▶ [WORK REQUIRED]: Find and copy every line in the records that includes the string "intending".

▶ [DATASET ENTRIES]:
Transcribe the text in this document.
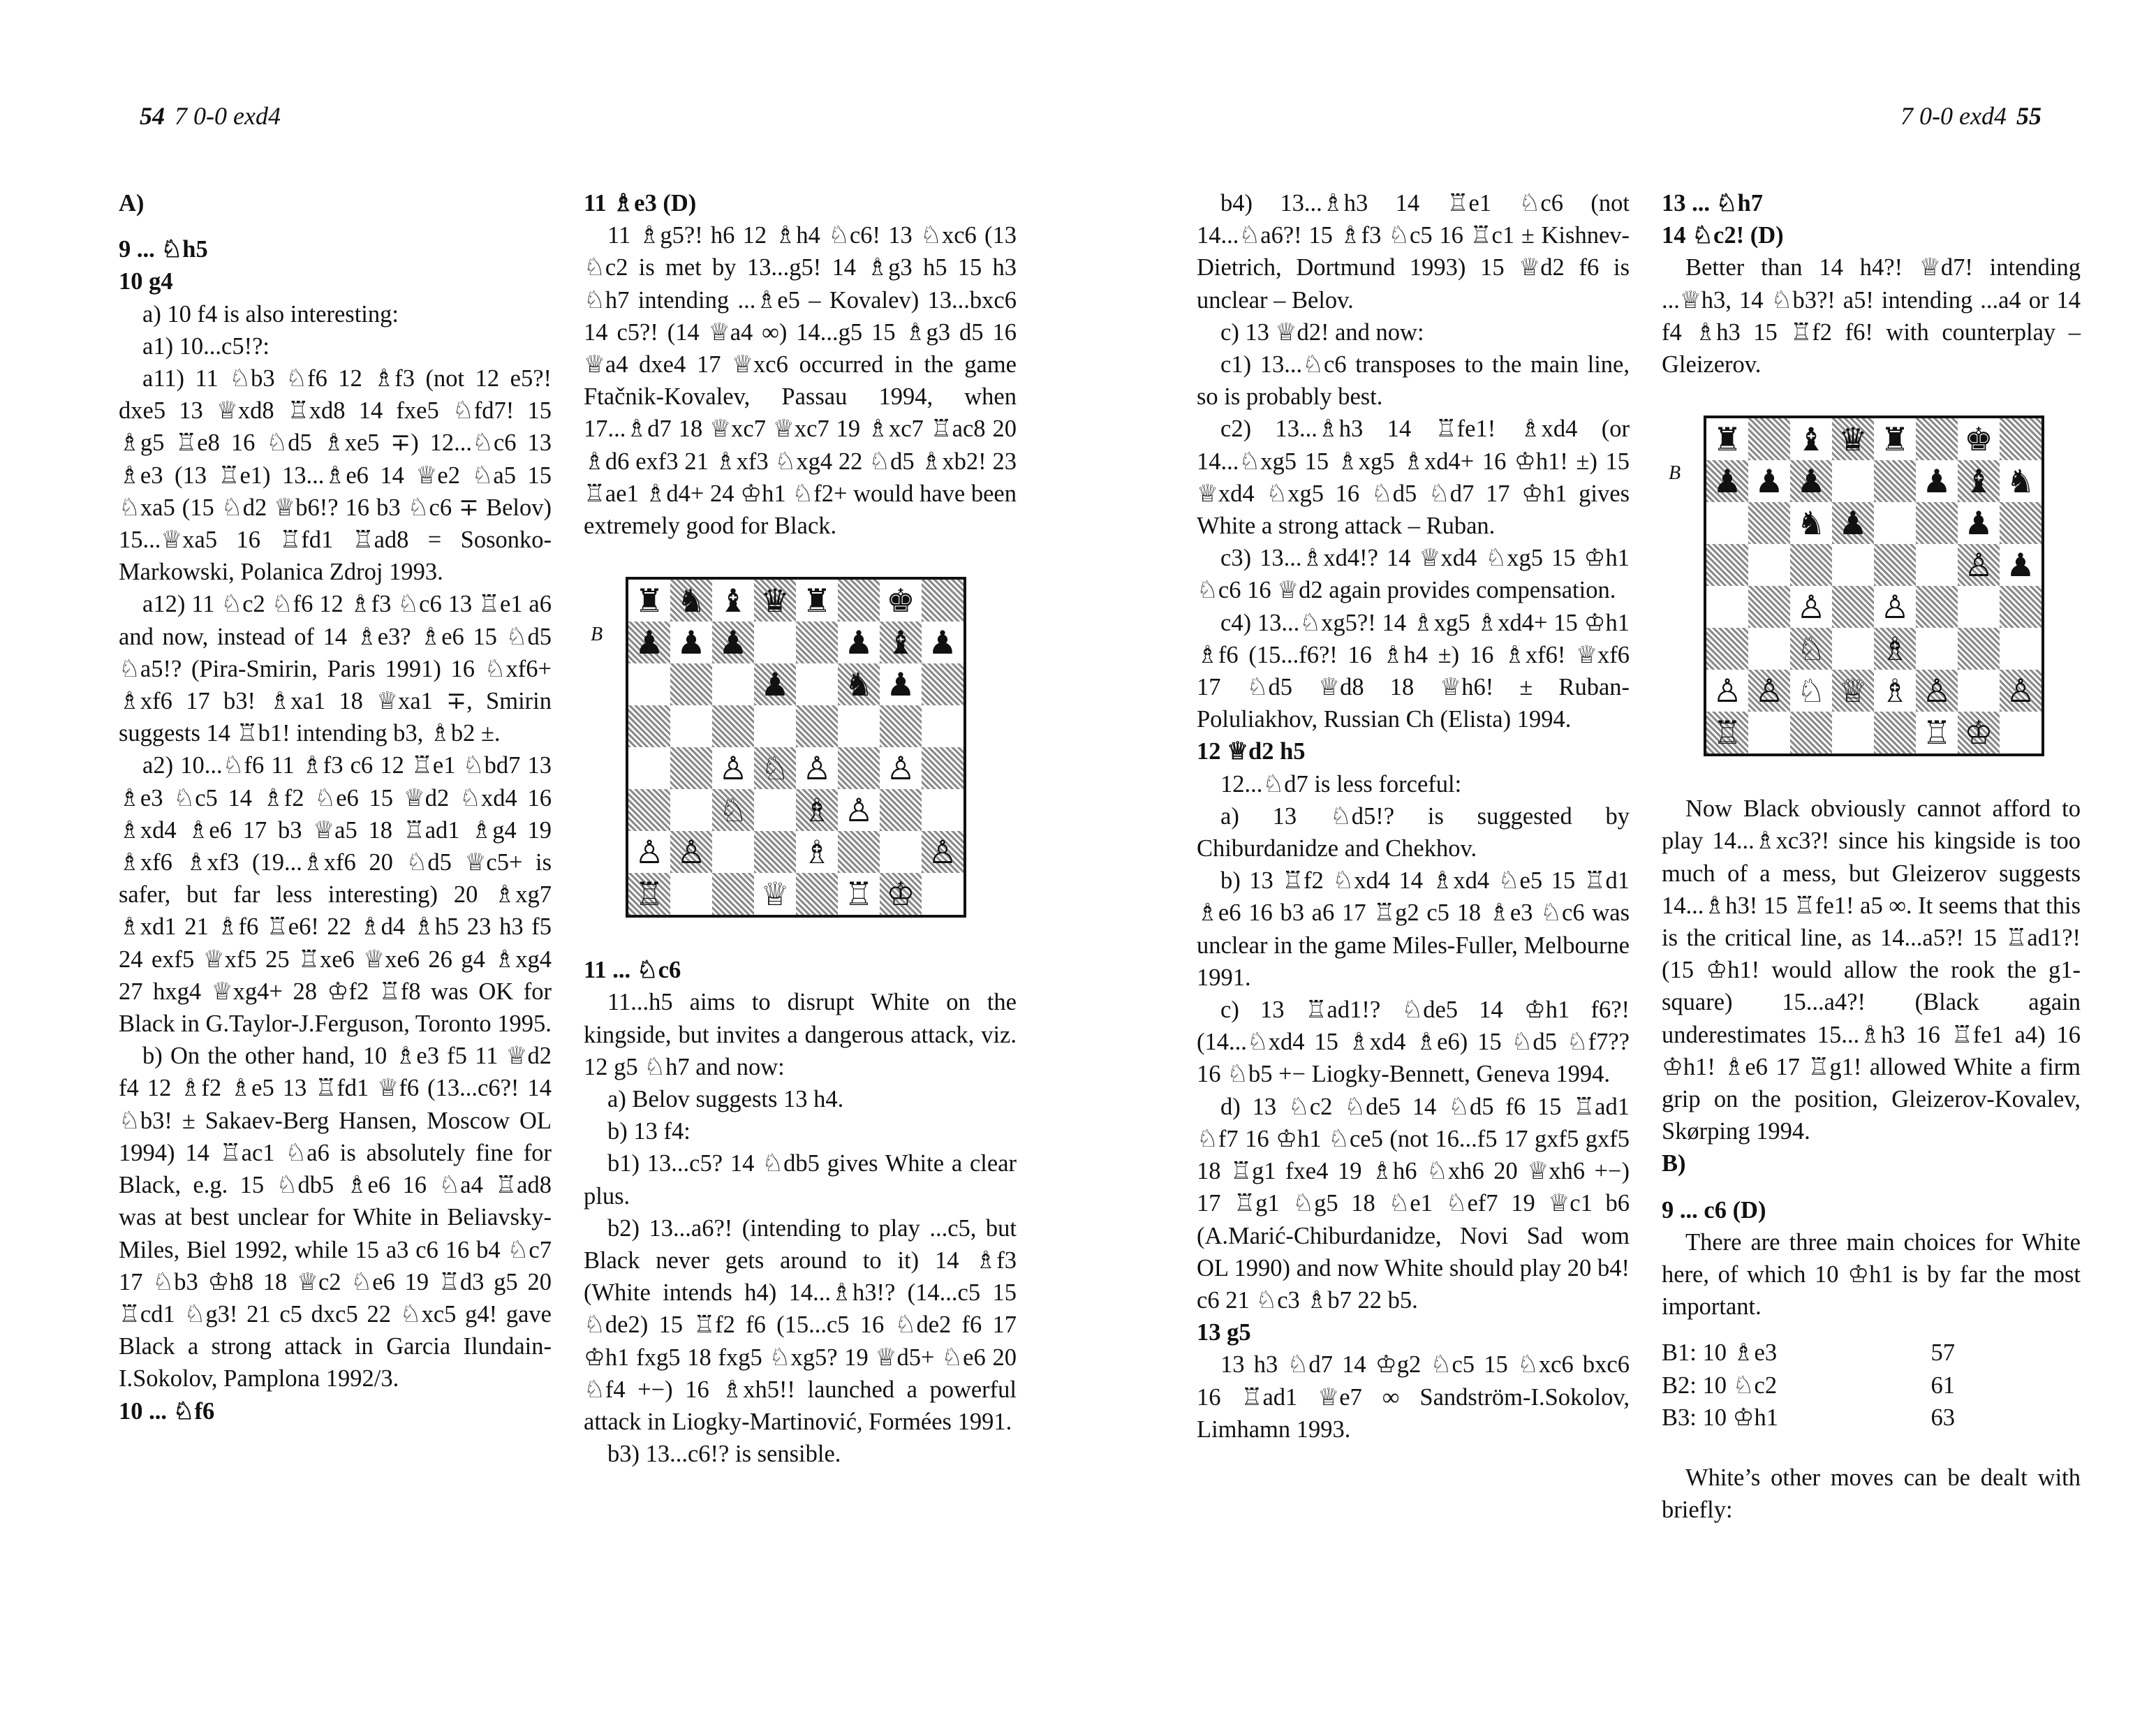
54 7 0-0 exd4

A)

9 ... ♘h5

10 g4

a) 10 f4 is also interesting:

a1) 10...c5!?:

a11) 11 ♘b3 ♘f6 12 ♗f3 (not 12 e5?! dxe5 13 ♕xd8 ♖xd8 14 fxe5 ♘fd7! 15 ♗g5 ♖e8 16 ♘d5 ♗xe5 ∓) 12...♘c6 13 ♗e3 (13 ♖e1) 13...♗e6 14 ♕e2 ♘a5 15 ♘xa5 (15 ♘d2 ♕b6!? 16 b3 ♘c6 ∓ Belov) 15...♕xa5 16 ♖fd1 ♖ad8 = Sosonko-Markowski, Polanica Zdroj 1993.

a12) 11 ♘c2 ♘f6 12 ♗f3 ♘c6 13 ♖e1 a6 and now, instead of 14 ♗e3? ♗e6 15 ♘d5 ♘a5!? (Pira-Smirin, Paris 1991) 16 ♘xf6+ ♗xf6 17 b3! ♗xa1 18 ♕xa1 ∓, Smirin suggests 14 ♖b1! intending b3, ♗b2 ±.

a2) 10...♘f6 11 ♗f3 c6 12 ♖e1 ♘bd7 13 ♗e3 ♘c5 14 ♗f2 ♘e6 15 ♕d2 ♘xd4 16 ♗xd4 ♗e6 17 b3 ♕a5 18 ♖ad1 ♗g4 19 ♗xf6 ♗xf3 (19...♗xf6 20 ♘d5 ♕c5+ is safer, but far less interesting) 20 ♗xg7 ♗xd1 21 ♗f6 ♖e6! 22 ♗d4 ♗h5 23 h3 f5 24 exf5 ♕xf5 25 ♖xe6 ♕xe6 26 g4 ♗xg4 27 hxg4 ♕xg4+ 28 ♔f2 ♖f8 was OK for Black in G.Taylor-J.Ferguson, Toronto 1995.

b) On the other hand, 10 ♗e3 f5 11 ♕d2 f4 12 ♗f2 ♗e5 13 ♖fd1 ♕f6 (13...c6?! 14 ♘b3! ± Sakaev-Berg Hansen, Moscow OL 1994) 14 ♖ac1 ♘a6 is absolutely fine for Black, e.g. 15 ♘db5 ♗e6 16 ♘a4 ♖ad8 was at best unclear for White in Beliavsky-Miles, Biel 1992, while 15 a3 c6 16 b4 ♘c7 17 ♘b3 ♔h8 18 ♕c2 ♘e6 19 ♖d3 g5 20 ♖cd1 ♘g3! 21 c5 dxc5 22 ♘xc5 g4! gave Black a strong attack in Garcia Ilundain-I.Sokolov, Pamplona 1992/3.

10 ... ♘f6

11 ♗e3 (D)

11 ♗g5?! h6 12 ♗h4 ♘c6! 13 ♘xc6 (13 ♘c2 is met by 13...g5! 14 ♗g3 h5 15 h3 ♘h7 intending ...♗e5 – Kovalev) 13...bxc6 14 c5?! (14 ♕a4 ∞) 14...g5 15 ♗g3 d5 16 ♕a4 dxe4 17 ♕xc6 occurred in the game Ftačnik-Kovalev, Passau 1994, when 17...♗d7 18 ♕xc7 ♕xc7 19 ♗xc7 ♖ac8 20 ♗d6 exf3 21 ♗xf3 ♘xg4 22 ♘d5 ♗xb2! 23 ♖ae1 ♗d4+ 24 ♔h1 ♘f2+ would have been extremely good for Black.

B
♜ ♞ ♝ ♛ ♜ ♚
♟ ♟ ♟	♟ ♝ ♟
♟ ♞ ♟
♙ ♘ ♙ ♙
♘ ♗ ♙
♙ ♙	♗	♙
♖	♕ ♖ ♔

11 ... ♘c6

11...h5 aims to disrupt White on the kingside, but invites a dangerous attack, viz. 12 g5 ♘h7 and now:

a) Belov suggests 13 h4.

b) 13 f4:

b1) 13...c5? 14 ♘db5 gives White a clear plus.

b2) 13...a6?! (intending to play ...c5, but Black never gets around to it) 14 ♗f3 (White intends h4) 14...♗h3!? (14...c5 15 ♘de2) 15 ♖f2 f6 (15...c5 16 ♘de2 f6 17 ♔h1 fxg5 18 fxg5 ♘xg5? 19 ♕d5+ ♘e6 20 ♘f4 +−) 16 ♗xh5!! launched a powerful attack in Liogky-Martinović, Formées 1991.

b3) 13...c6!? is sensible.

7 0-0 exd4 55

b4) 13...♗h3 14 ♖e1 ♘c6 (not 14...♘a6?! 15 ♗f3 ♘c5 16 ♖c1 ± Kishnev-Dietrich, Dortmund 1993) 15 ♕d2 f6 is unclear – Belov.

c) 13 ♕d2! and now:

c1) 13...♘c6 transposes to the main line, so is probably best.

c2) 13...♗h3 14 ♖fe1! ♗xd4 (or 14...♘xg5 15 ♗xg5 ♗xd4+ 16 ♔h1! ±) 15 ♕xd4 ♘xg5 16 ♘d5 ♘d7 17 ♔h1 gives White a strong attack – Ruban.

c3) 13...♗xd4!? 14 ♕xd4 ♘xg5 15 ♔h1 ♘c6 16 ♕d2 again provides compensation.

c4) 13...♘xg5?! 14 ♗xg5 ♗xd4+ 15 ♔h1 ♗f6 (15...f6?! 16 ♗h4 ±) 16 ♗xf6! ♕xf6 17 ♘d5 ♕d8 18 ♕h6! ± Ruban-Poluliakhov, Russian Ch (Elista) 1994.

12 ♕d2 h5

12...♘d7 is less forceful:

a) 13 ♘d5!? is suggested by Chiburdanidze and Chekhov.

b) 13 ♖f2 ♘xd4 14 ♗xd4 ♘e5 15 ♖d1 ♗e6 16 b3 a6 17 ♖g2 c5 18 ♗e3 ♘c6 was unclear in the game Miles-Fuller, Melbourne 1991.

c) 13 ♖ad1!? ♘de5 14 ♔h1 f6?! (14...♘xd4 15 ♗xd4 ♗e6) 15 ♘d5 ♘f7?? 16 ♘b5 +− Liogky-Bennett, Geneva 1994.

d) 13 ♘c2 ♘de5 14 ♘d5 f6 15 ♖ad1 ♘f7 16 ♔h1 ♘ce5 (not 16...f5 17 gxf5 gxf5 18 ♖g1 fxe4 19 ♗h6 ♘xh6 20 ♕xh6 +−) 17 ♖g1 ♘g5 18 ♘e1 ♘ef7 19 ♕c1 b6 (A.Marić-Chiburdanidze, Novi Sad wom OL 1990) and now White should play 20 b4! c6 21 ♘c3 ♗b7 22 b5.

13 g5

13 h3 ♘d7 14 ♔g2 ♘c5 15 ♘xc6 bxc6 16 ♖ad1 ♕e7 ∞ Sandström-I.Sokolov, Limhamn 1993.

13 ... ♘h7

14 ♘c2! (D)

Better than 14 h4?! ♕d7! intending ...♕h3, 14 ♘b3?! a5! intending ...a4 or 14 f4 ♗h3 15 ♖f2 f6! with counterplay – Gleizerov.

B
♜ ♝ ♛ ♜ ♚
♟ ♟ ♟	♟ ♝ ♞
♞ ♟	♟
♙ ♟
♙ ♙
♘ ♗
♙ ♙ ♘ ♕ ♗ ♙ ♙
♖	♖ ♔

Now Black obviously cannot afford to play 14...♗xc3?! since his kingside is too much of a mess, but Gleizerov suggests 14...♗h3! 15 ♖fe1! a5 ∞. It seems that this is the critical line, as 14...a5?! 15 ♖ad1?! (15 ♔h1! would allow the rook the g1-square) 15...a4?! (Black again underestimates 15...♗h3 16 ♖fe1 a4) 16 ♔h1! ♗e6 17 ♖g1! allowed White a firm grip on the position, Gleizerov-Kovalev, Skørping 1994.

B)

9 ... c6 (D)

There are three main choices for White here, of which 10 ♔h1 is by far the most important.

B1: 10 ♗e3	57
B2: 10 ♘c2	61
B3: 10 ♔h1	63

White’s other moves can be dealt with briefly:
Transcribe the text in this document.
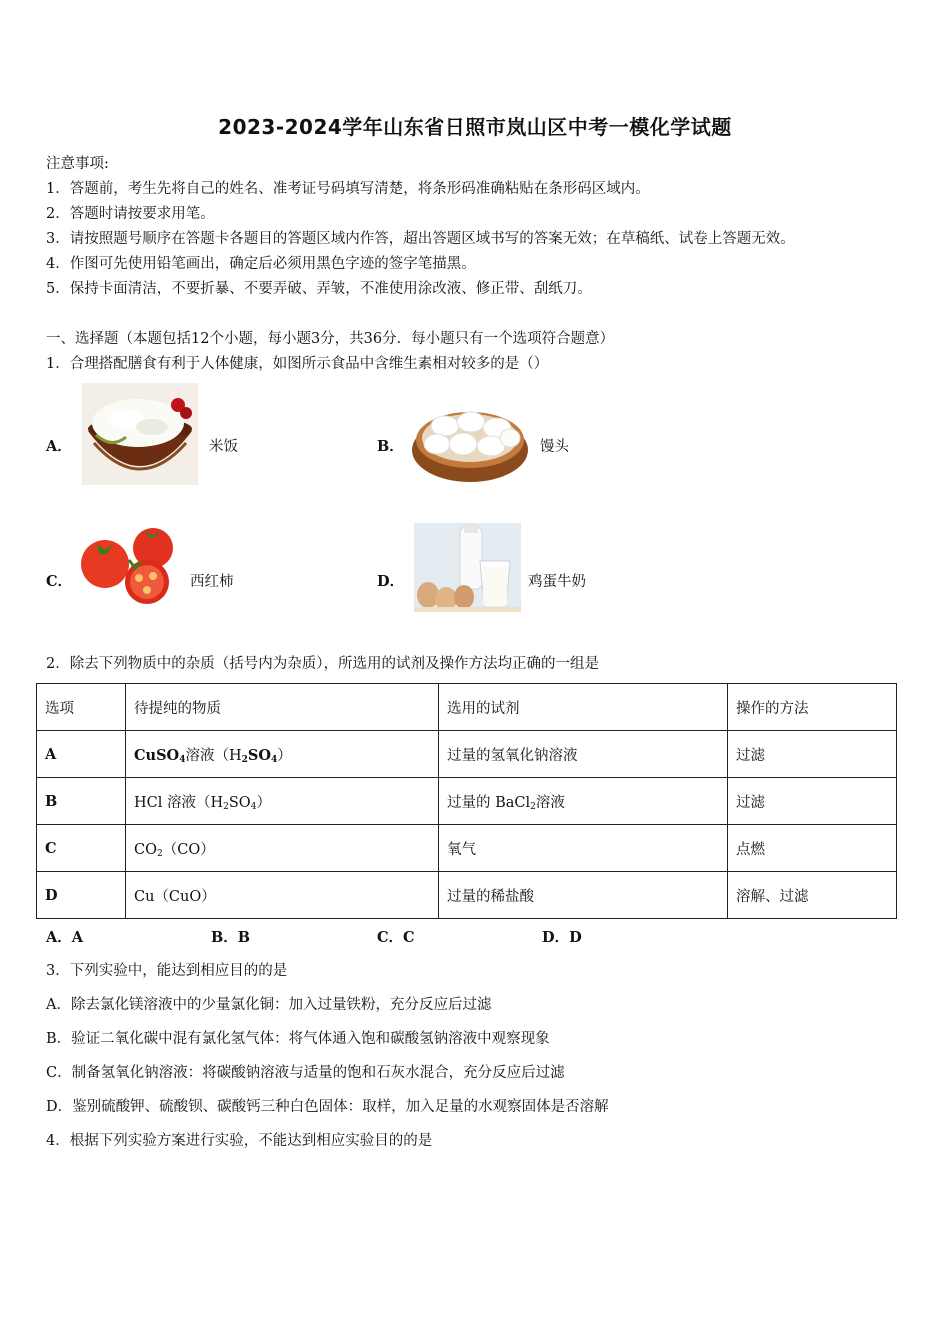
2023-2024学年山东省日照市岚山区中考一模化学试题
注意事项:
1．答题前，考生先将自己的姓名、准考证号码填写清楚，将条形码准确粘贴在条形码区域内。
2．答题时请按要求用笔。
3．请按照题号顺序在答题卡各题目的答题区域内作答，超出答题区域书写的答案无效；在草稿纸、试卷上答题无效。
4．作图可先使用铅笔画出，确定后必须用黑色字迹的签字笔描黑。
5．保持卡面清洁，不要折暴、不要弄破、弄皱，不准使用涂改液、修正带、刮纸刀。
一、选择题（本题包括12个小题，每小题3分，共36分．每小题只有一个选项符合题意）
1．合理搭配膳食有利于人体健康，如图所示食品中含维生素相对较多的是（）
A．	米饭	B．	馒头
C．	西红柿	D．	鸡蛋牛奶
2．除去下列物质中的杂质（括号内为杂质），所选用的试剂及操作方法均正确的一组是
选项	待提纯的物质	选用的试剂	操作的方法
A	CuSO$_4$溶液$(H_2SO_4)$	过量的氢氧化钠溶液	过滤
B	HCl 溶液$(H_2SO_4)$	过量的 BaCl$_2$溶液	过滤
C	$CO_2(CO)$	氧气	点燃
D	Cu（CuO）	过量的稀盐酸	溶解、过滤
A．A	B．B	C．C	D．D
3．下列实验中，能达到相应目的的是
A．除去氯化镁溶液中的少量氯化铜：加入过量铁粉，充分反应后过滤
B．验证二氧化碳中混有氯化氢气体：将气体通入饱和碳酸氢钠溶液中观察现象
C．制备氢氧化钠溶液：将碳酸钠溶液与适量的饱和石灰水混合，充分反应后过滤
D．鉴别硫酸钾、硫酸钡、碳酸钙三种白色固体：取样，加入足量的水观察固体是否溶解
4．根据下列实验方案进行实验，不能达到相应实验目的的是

▶ [ANSWER BELOW]:
a12) 11 ♘c2 ♘f6 12 ♗f3 ♘c6 13 ♖e1 a6 and now, instead of 14 ♗e3? ♗e6 15 ♘d5 ♘a5!? (Pira-Smirin, Paris 1991) 16 ♘xf6+ ♗xf6 17 b3! ♗xa1 18 ♕xa1 ∓, Smirin suggests 14 ♖b1! intending b3, ♗b2 ±.
11 ♗g5?! h6 12 ♗h4 ♘c6! 13 ♘xc6 (13 ♘c2 is met by 13...g5! 14 ♗g3 h5 15 h3 ♘h7 intending ...♗e5 – Kovalev) 13...bxc6 14 c5?! (14 ♕a4 ∞) 14...g5 15 ♗g3 d5 16 ♕a4 dxe4 17 ♕xc6 occurred in the game Ftačnik-Kovalev, Passau 1994, when 17...♗d7 18 ♕xc7 ♕xc7 19 ♗xc7 ♖ac8 20 ♗d6 exf3 21 ♗xf3 ♘xg4 22 ♘d5 ♗xb2! 23 ♖ae1 ♗d4+ 24 ♔h1 ♘f2+ would have been extremely good for Black.
b2) 13...a6?! (intending to play ...c5, but Black never gets around to it) 14 ♗f3 (White intends h4) 14...♗h3!? (14...c5 15 ♘de2) 15 ♖f2 f6 (15...c5 16 ♘de2 f6 17 ♔h1 fxg5 18 fxg5 ♘xg5? 19 ♕d5+ ♘e6 20 ♘f4 +−) 16 ♗xh5!! launched a powerful attack in Liogky-Martinović, Formées 1991.
Better than 14 h4?! ♕d7! intending ...♕h3, 14 ♘b3?! a5! intending ...a4 or 14 f4 ♗h3 15 ♖f2 f6! with counterplay – Gleizerov.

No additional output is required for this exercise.